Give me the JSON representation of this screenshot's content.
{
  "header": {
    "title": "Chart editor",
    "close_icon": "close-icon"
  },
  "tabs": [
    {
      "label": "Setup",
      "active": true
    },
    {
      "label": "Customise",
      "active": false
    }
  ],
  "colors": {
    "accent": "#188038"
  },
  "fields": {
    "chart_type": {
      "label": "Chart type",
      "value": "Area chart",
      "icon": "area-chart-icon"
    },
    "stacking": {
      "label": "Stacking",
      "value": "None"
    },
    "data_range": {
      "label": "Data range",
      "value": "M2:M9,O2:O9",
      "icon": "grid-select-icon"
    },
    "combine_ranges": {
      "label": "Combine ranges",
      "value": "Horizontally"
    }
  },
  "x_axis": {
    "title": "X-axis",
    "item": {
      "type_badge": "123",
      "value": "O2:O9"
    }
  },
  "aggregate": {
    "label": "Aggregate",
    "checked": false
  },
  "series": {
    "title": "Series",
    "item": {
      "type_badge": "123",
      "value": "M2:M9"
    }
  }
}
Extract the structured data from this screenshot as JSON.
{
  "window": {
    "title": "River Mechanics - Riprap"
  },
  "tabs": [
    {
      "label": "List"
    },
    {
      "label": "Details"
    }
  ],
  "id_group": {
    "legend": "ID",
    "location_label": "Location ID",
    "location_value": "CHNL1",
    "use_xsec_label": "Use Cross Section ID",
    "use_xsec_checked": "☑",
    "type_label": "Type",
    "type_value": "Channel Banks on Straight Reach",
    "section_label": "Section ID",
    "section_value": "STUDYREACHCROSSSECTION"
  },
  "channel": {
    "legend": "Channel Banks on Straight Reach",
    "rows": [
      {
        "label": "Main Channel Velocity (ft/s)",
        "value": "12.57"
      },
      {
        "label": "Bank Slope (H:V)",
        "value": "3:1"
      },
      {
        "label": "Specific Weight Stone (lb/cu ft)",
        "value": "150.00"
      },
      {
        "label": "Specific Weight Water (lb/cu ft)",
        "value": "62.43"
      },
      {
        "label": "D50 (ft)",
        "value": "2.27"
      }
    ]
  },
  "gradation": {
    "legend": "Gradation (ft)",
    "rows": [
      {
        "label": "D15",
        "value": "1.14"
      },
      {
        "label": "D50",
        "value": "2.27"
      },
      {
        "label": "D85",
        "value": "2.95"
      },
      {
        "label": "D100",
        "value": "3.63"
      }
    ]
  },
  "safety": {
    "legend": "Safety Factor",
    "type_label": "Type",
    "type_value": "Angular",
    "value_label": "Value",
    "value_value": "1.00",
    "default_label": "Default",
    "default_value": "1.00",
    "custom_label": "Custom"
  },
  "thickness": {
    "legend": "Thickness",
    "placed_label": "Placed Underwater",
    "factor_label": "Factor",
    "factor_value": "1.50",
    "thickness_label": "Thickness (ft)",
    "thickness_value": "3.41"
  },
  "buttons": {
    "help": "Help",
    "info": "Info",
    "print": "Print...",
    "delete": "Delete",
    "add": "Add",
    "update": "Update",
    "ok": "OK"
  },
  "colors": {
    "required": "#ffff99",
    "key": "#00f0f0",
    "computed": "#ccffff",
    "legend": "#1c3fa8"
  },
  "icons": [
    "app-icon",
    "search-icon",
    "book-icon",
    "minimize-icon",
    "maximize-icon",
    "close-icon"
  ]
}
========
* [Your goal]: Return every entry verbatim.

* [Exercise answer]:
Give me the JSON representation of this screenshot's content.
{
  "header": {
    "title": "Chart editor",
    "close_icon": "close-icon"
  },
  "tabs": [
    {
      "label": "Setup",
      "active": true
    },
    {
      "label": "Customise",
      "active": false
    }
  ],
  "colors": {
    "accent": "#188038"
  },
  "fields": {
    "chart_type": {
      "label": "Chart type",
      "value": "Area chart",
      "icon": "area-chart-icon"
    },
    "stacking": {
      "label": "Stacking",
      "value": "None"
    },
    "data_range": {
      "label": "Data range",
      "value": "M2:M9,O2:O9",
      "icon": "grid-select-icon"
    },
    "combine_ranges": {
      "label": "Combine ranges",
      "value": "Horizontally"
    }
  },
  "x_axis": {
    "title": "X-axis",
    "item": {
      "type_badge": "123",
      "value": "O2:O9"
    }
  },
  "aggregate": {
    "label": "Aggregate",
    "checked": false
  },
  "series": {
    "title": "Series",
    "item": {
      "type_badge": "123",
      "value": "M2:M9"
    }
  }
}
Extract the structured data from this screenshot as JSON.
{
  "window": {
    "title": "River Mechanics - Riprap"
  },
  "tabs": [
    {
      "label": "List"
    },
    {
      "label": "Details"
    }
  ],
  "id_group": {
    "legend": "ID",
    "location_label": "Location ID",
    "location_value": "CHNL1",
    "use_xsec_label": "Use Cross Section ID",
    "use_xsec_checked": "☑",
    "type_label": "Type",
    "type_value": "Channel Banks on Straight Reach",
    "section_label": "Section ID",
    "section_value": "STUDYREACHCROSSSECTION"
  },
  "channel": {
    "legend": "Channel Banks on Straight Reach",
    "rows": [
      {
        "label": "Main Channel Velocity (ft/s)",
        "value": "12.57"
      },
      {
        "label": "Bank Slope (H:V)",
        "value": "3:1"
      },
      {
        "label": "Specific Weight Stone (lb/cu ft)",
        "value": "150.00"
      },
      {
        "label": "Specific Weight Water (lb/cu ft)",
        "value": "62.43"
      },
      {
        "label": "D50 (ft)",
        "value": "2.27"
      }
    ]
  },
  "gradation": {
    "legend": "Gradation (ft)",
    "rows": [
      {
        "label": "D15",
        "value": "1.14"
      },
      {
        "label": "D50",
        "value": "2.27"
      },
      {
        "label": "D85",
        "value": "2.95"
      },
      {
        "label": "D100",
        "value": "3.63"
      }
    ]
  },
  "safety": {
    "legend": "Safety Factor",
    "type_label": "Type",
    "type_value": "Angular",
    "value_label": "Value",
    "value_value": "1.00",
    "default_label": "Default",
    "default_value": "1.00",
    "custom_label": "Custom"
  },
  "thickness": {
    "legend": "Thickness",
    "placed_label": "Placed Underwater",
    "factor_label": "Factor",
    "factor_value": "1.50",
    "thickness_label": "Thickness (ft)",
    "thickness_value": "3.41"
  },
  "buttons": {
    "help": "Help",
    "info": "Info",
    "print": "Print...",
    "delete": "Delete",
    "add": "Add",
    "update": "Update",
    "ok": "OK"
  },
  "colors": {
    "required": "#ffff99",
    "key": "#00f0f0",
    "computed": "#ccffff",
    "legend": "#1c3fa8"
  },
  "icons": [
    "app-icon",
    "search-icon",
    "book-icon",
    "minimize-icon",
    "maximize-icon",
    "close-icon"
  ]
}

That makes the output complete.